::: Input

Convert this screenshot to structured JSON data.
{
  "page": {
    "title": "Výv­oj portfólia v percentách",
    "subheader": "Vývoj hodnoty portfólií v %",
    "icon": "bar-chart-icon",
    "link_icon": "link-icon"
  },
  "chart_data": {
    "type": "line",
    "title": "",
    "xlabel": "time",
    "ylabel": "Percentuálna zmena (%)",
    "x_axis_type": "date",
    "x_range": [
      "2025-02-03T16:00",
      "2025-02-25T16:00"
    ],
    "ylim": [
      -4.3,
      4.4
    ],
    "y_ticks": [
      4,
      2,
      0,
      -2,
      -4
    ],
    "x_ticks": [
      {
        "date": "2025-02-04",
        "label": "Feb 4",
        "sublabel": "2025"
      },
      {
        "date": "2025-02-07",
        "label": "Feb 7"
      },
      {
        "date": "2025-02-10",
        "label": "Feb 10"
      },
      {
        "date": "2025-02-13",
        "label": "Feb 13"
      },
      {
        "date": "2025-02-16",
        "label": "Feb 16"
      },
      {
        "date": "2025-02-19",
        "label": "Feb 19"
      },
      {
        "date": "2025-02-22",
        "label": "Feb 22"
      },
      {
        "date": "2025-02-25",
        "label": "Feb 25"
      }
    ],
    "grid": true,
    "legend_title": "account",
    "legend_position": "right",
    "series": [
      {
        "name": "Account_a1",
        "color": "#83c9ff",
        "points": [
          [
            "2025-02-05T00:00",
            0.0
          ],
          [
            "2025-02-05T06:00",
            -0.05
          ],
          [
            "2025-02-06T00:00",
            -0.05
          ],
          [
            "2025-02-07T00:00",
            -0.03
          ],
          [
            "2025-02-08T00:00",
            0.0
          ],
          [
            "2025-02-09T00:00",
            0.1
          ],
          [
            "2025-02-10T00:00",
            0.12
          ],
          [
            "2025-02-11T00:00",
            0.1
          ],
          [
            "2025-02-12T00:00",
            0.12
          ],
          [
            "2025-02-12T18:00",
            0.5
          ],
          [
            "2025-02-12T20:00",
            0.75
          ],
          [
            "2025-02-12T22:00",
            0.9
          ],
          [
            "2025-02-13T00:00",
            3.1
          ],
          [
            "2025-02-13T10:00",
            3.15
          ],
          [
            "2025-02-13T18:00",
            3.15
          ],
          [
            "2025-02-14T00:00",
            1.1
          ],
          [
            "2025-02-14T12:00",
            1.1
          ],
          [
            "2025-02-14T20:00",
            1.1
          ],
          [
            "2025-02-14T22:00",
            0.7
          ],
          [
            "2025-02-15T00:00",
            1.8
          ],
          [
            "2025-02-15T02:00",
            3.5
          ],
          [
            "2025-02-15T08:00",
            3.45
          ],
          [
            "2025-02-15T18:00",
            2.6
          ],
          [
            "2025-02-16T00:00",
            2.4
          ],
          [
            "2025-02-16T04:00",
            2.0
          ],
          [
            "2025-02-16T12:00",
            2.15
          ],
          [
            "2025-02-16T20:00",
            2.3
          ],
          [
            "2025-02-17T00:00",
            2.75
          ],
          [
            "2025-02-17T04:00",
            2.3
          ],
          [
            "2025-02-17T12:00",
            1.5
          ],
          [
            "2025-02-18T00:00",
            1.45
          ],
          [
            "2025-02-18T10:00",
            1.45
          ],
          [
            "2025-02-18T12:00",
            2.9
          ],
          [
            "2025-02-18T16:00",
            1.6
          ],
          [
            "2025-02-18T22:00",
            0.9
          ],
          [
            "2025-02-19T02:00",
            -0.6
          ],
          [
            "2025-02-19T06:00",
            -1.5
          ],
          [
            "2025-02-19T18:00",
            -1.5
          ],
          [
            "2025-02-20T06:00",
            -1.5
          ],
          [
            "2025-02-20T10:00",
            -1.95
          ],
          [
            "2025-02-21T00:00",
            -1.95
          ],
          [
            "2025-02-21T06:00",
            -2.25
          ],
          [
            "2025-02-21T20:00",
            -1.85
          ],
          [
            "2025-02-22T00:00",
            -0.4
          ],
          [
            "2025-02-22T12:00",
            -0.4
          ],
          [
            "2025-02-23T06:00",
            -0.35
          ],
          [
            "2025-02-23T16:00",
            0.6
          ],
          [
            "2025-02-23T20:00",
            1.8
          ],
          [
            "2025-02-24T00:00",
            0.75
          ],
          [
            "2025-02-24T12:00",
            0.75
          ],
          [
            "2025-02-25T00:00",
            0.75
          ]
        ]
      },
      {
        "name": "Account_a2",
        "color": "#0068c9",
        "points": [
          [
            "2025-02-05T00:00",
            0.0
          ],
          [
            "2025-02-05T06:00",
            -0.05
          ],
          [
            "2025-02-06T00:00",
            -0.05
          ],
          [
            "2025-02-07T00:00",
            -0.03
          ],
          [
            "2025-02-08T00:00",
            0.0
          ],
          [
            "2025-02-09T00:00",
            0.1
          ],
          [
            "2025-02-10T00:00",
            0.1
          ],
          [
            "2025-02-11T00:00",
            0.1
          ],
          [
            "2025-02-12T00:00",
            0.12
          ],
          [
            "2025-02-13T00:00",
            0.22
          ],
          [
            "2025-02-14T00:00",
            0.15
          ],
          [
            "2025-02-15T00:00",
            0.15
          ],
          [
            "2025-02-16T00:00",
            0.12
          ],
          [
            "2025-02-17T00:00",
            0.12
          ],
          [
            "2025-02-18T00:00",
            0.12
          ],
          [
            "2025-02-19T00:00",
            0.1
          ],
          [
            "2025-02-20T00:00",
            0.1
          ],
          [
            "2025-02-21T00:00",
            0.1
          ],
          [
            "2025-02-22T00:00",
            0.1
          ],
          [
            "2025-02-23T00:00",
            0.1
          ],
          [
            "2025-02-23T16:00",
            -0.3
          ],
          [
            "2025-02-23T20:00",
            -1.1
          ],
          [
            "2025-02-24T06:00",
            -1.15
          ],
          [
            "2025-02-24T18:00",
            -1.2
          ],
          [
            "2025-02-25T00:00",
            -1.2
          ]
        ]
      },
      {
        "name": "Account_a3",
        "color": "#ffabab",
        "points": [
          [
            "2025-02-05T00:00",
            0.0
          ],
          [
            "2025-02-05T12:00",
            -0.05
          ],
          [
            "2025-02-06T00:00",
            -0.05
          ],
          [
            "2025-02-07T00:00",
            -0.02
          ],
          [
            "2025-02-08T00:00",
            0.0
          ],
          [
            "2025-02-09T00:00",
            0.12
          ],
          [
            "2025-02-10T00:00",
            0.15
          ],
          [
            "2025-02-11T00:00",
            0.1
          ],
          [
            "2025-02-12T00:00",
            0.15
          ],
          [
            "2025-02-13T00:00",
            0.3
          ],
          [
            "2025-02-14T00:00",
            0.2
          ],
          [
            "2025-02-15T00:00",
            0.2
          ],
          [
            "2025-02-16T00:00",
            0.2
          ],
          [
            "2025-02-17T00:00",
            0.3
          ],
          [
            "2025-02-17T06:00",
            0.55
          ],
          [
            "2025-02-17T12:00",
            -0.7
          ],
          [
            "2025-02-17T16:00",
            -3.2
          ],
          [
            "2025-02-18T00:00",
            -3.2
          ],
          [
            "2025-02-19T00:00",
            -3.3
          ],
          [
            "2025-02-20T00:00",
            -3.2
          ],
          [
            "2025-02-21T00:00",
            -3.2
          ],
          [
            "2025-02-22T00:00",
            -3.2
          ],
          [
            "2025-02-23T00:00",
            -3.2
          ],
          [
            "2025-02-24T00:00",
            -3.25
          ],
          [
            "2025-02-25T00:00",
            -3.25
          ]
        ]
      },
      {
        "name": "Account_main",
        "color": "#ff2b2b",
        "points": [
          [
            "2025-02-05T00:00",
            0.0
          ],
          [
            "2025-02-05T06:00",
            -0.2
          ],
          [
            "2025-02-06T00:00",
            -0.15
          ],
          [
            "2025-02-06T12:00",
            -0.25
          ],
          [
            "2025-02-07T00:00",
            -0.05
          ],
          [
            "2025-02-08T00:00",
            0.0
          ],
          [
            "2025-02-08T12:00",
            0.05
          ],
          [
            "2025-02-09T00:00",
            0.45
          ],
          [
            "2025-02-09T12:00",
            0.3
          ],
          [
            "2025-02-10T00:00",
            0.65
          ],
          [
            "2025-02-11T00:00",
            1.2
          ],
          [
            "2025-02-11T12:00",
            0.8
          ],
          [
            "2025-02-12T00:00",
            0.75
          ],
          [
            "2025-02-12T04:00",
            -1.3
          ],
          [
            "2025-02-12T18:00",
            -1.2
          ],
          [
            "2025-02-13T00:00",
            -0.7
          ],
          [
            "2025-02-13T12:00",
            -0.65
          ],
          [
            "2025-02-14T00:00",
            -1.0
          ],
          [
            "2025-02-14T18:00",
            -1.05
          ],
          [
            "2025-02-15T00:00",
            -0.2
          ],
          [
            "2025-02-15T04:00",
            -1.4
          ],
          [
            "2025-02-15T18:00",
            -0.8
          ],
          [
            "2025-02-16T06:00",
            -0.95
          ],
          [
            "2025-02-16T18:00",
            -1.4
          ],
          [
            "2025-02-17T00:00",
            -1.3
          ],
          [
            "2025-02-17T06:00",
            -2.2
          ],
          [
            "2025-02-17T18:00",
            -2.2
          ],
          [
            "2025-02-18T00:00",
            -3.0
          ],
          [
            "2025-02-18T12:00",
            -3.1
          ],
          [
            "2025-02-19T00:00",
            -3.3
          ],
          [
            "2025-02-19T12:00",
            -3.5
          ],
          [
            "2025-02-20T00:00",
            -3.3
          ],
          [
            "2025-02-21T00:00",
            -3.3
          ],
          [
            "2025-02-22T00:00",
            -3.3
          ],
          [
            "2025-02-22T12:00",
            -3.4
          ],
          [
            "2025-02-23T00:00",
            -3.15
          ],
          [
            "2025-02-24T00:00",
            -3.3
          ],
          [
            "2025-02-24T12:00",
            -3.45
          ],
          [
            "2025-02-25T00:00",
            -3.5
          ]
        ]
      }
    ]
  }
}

::::::

Look through the data above. Copy every line with the string "color" in it.

* **Correct result**
        "color": "#83c9ff",
        "color": "#0068c9",
        "color": "#ffabab",
        "color": "#ff2b2b",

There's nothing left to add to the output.